#### Stored data
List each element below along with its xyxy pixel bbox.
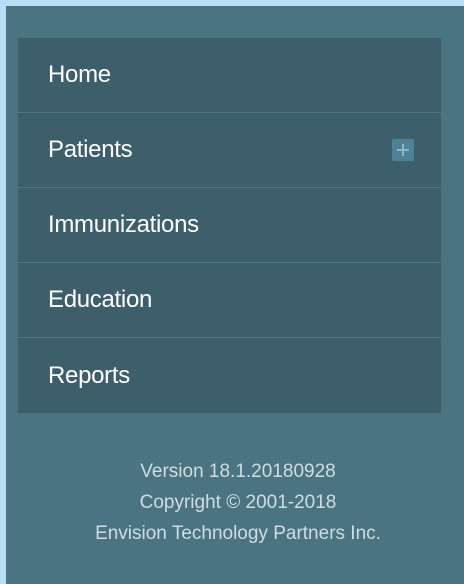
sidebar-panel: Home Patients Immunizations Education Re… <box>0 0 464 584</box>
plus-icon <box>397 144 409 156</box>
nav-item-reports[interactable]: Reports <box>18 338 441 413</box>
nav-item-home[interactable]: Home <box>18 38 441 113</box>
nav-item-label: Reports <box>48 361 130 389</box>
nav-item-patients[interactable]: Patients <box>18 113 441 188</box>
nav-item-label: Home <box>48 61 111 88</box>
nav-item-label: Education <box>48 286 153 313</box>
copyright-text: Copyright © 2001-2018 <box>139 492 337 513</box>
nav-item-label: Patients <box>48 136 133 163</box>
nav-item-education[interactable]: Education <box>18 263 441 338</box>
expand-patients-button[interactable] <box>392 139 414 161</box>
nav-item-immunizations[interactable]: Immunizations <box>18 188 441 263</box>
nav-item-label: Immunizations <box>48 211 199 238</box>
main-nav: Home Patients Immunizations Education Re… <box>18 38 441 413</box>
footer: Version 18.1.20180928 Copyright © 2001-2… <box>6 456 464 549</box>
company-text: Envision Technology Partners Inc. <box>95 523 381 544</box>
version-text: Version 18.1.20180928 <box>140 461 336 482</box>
########
The entries above are to be reproduced exactly, with the pictures dropped.

List each element below along with its xyxy pixel bbox.
sidebar-panel: Home Patients Immunizations Education Re… <box>0 0 464 584</box>
plus-icon <box>397 144 409 156</box>
nav-item-reports[interactable]: Reports <box>18 338 441 413</box>
nav-item-home[interactable]: Home <box>18 38 441 113</box>
nav-item-label: Reports <box>48 361 130 389</box>
nav-item-patients[interactable]: Patients <box>18 113 441 188</box>
nav-item-label: Home <box>48 61 111 88</box>
nav-item-label: Education <box>48 286 153 313</box>
copyright-text: Copyright © 2001-2018 <box>139 492 337 513</box>
nav-item-label: Patients <box>48 136 133 163</box>
nav-item-education[interactable]: Education <box>18 263 441 338</box>
expand-patients-button[interactable] <box>392 139 414 161</box>
nav-item-immunizations[interactable]: Immunizations <box>18 188 441 263</box>
nav-item-label: Immunizations <box>48 211 199 238</box>
main-nav: Home Patients Immunizations Education Re… <box>18 38 441 413</box>
footer: Version 18.1.20180928 Copyright © 2001-2… <box>6 456 464 549</box>
company-text: Envision Technology Partners Inc. <box>95 523 381 544</box>
version-text: Version 18.1.20180928 <box>140 461 336 482</box>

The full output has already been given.